Produce an exact transcription of the listing below, omitting the pictures.

--- Dataset rows ---

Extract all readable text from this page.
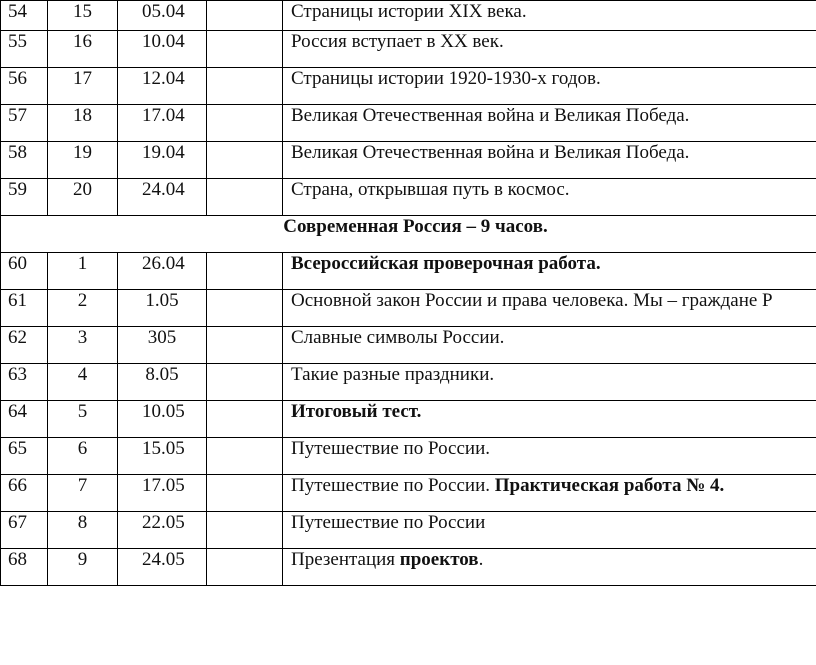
54	15	05.04		Страницы истории XIX века.
55	16	10.04		Россия вступает в XX век.
56	17	12.04		Страницы истории 1920-1930-х годов.
57	18	17.04		Великая Отечественная война и Великая Победа.
58	19	19.04		Великая Отечественная война и Великая Победа.
59	20	24.04		Страна, открывшая путь в космос.
Современная Россия – 9 часов.				
60	1	26.04		Всероссийская проверочная работа.
61	2	1.05		Основной закон России и права человека. Мы – граждане Р
62	3	305		Славные символы России.
63	4	8.05		Такие разные праздники.
64	5	10.05		Итоговый тест.
65	6	15.05		Путешествие по России.
66	7	17.05		Путешествие по России. Практическая работа № 4.
67	8	22.05		Путешествие по России
68	9	24.05		Презентация проектов.
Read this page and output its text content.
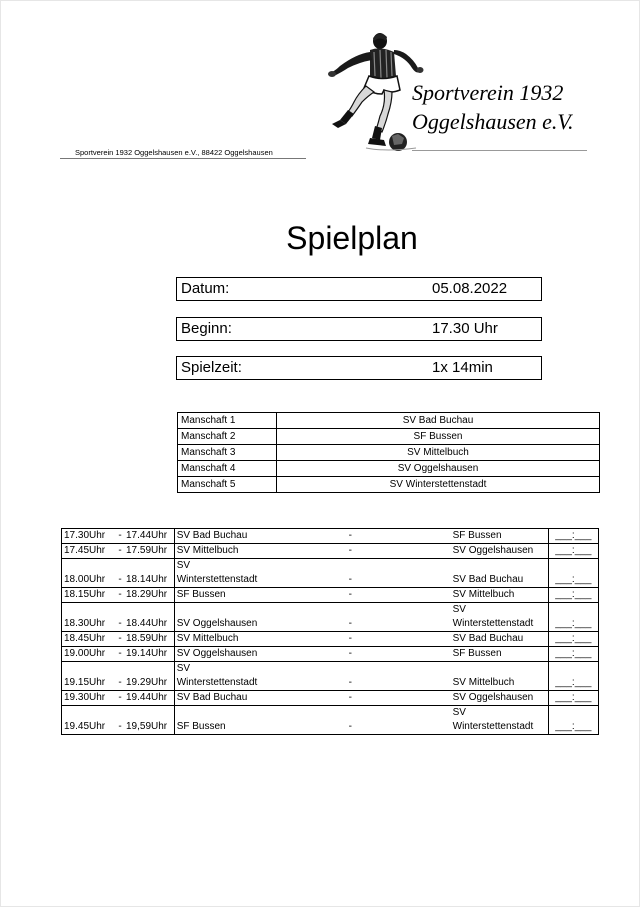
Sportverein 1932
Oggelshausen e.V.
Sportverein 1932 Oggelshausen e.V., 88422 Oggelshausen
Spielplan
Datum:	05.08.2022
Beginn:	17.30 Uhr
Spielzeit:	1x 14min
Manschaft 1	SV Bad Buchau
Manschaft 2	SF Bussen
Manschaft 3	SV Mittelbuch
Manschaft 4	SV Oggelshausen
Manschaft 5	SV Winterstettenstadt
17.30Uhr - 17.44Uhr	SV Bad Buchau	-	SF Bussen	___:___
17.45Uhr - 17.59Uhr	SV Mittelbuch	-	SV Oggelshausen	___:___
18.00Uhr - 18.14Uhr	SV Winterstettenstadt	-	SV Bad Buchau	___:___
18.15Uhr - 18.29Uhr	SF Bussen	-	SV Mittelbuch	___:___
18.30Uhr - 18.44Uhr	SV Oggelshausen	-	SV Winterstettenstadt	___:___
18.45Uhr - 18.59Uhr	SV Mittelbuch	-	SV Bad Buchau	___:___
19.00Uhr - 19.14Uhr	SV Oggelshausen	-	SF Bussen	___:___
19.15Uhr - 19.29Uhr	SV Winterstettenstadt	-	SV Mittelbuch	___:___
19.30Uhr - 19.44Uhr	SV Bad Buchau	-	SV Oggelshausen	___:___
19.45Uhr - 19,59Uhr	SF Bussen	-	SV Winterstettenstadt	___:___
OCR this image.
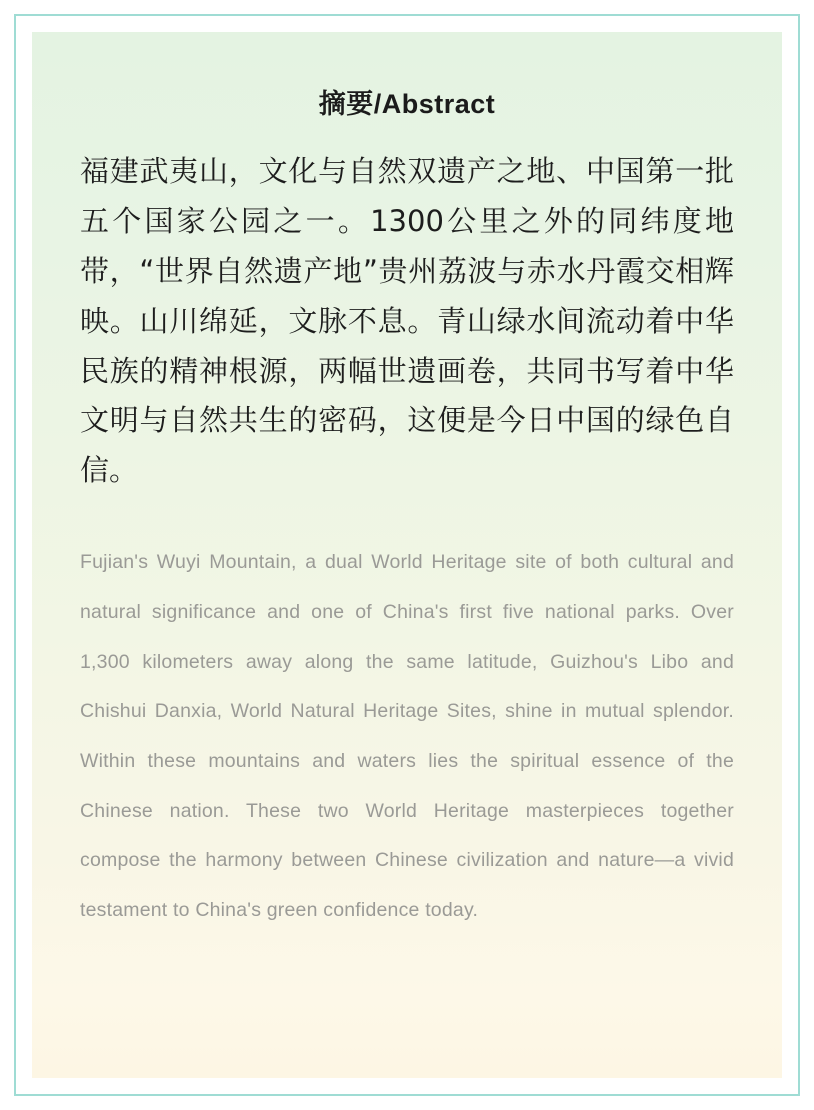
摘要/Abstract

福建武夷山，文化与自然双遗产之地、中国第一批五个国家公园之一。1300公里之外的同纬度地带，“世界自然遗产地”贵州荔波与赤水丹霞交相辉映。山川绵延，文脉不息。青山绿水间流动着中华民族的精神根源，两幅世遗画卷，共同书写着中华文明与自然共生的密码，这便是今日中国的绿色自信。

Fujian's Wuyi Mountain, a dual World Heritage site of both cultural and natural significance and one of China's first five national parks. Over 1,300 kilometers away along the same latitude, Guizhou's Libo and Chishui Danxia, World Natural Heritage Sites, shine in mutual splendor. Within these mountains and waters lies the spiritual essence of the Chinese nation. These two World Heritage masterpieces together compose the harmony between Chinese civilization and nature—a vivid testament to China's green confidence today.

---

- Response below -
Extract all readable text from this page.
54	15	05.04		Страницы истории XIX века.
55	16	10.04		Россия вступает в XX век.
56	17	12.04		Страницы истории 1920-1930-х годов.
57	18	17.04		Великая Отечественная война и Великая Победа.
58	19	19.04		Великая Отечественная война и Великая Победа.
59	20	24.04		Страна, открывшая путь в космос.
Современная Россия – 9 часов.				
60	1	26.04		Всероссийская проверочная работа.
61	2	1.05		Основной закон России и права человека. Мы – граждане Р
62	3	305		Славные символы России.
63	4	8.05		Такие разные праздники.
64	5	10.05		Итоговый тест.
65	6	15.05		Путешествие по России.
66	7	17.05		Путешествие по России. Практическая работа № 4.
67	8	22.05		Путешествие по России
68	9	24.05		Презентация проектов.
Read this page and output its text content.
Sportverein 1932
Oggelshausen e.V.
Sportverein 1932 Oggelshausen e.V., 88422 Oggelshausen
Spielplan
Datum:	05.08.2022
Beginn:	17.30 Uhr
Spielzeit:	1x 14min
Manschaft 1	SV Bad Buchau
Manschaft 2	SF Bussen
Manschaft 3	SV Mittelbuch
Manschaft 4	SV Oggelshausen
Manschaft 5	SV Winterstettenstadt
17.30Uhr - 17.44Uhr	SV Bad Buchau	-	SF Bussen	___:___
17.45Uhr - 17.59Uhr	SV Mittelbuch	-	SV Oggelshausen	___:___
18.00Uhr - 18.14Uhr	SV Winterstettenstadt	-	SV Bad Buchau	___:___
18.15Uhr - 18.29Uhr	SF Bussen	-	SV Mittelbuch	___:___
18.30Uhr - 18.44Uhr	SV Oggelshausen	-	SV Winterstettenstadt	___:___
18.45Uhr - 18.59Uhr	SV Mittelbuch	-	SV Bad Buchau	___:___
19.00Uhr - 19.14Uhr	SV Oggelshausen	-	SF Bussen	___:___
19.15Uhr - 19.29Uhr	SV Winterstettenstadt	-	SV Mittelbuch	___:___
19.30Uhr - 19.44Uhr	SV Bad Buchau	-	SV Oggelshausen	___:___
19.45Uhr - 19,59Uhr	SF Bussen	-	SV Winterstettenstadt	___:___
OCR this image.
摘要/Abstract

福建武夷山，文化与自然双遗产之地、中国第一批五个国家公园之一。1300公里之外的同纬度地带，“世界自然遗产地”贵州荔波与赤水丹霞交相辉映。山川绵延，文脉不息。青山绿水间流动着中华民族的精神根源，两幅世遗画卷，共同书写着中华文明与自然共生的密码，这便是今日中国的绿色自信。

Fujian's Wuyi Mountain, a dual World Heritage site of both cultural and natural significance and one of China's first five national parks. Over 1,300 kilometers away along the same latitude, Guizhou's Libo and Chishui Danxia, World Natural Heritage Sites, shine in mutual splendor. Within these mountains and waters lies the spiritual essence of the Chinese nation. These two World Heritage masterpieces together compose the harmony between Chinese civilization and nature—a vivid testament to China's green confidence today.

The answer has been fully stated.